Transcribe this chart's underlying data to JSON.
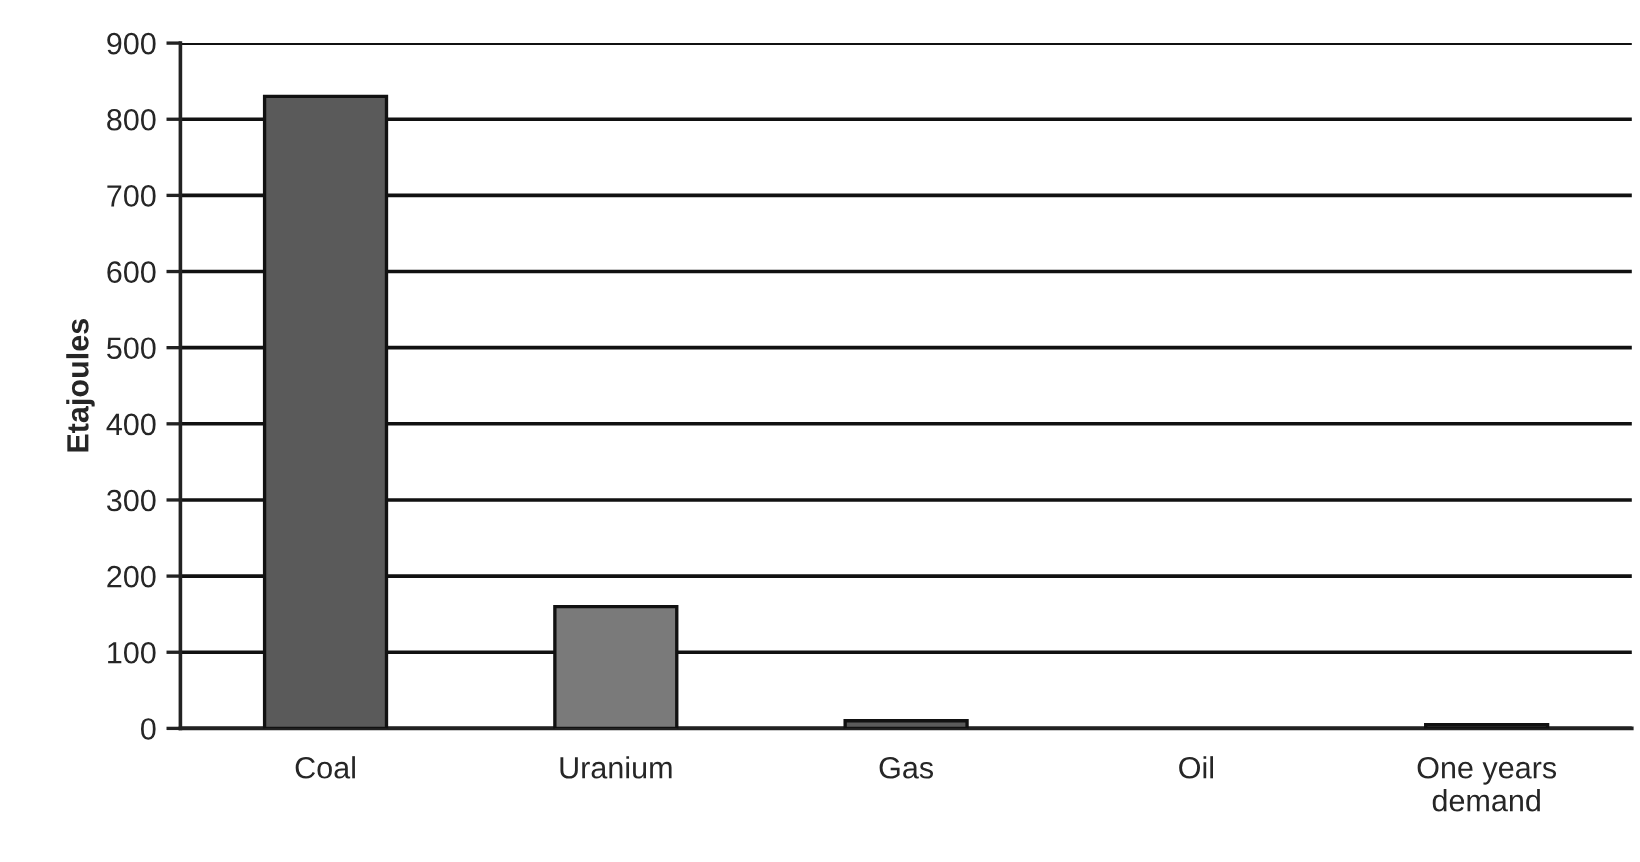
{
  "chart_data": {
    "type": "bar",
    "ylabel": "Etajoules",
    "categories": [
      "Coal",
      "Uranium",
      "Gas",
      "Oil",
      "One years\ndemand"
    ],
    "values": [
      830,
      160,
      10,
      null,
      5
    ],
    "colors": [
      "#5a5a5a",
      "#7a7a7a",
      "#5a5a5a",
      "#5a5a5a",
      "#3a3a3a"
    ],
    "ylim": [
      0,
      900
    ],
    "yticks": [
      0,
      100,
      200,
      300,
      400,
      500,
      600,
      700,
      800,
      900
    ],
    "grid": "y"
  }
}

---+---

What you have to do -> In your copy of the listing above, reproduce each line exactly and omit all pictures.

Output below ->
Transcribe this chart's underlying data to JSON.
{
  "chart_data": {
    "type": "bar",
    "ylabel": "Etajoules",
    "categories": [
      "Coal",
      "Uranium",
      "Gas",
      "Oil",
      "One years\ndemand"
    ],
    "values": [
      830,
      160,
      10,
      null,
      5
    ],
    "colors": [
      "#5a5a5a",
      "#7a7a7a",
      "#5a5a5a",
      "#5a5a5a",
      "#3a3a3a"
    ],
    "ylim": [
      0,
      900
    ],
    "yticks": [
      0,
      100,
      200,
      300,
      400,
      500,
      600,
      700,
      800,
      900
    ],
    "grid": "y"
  }
}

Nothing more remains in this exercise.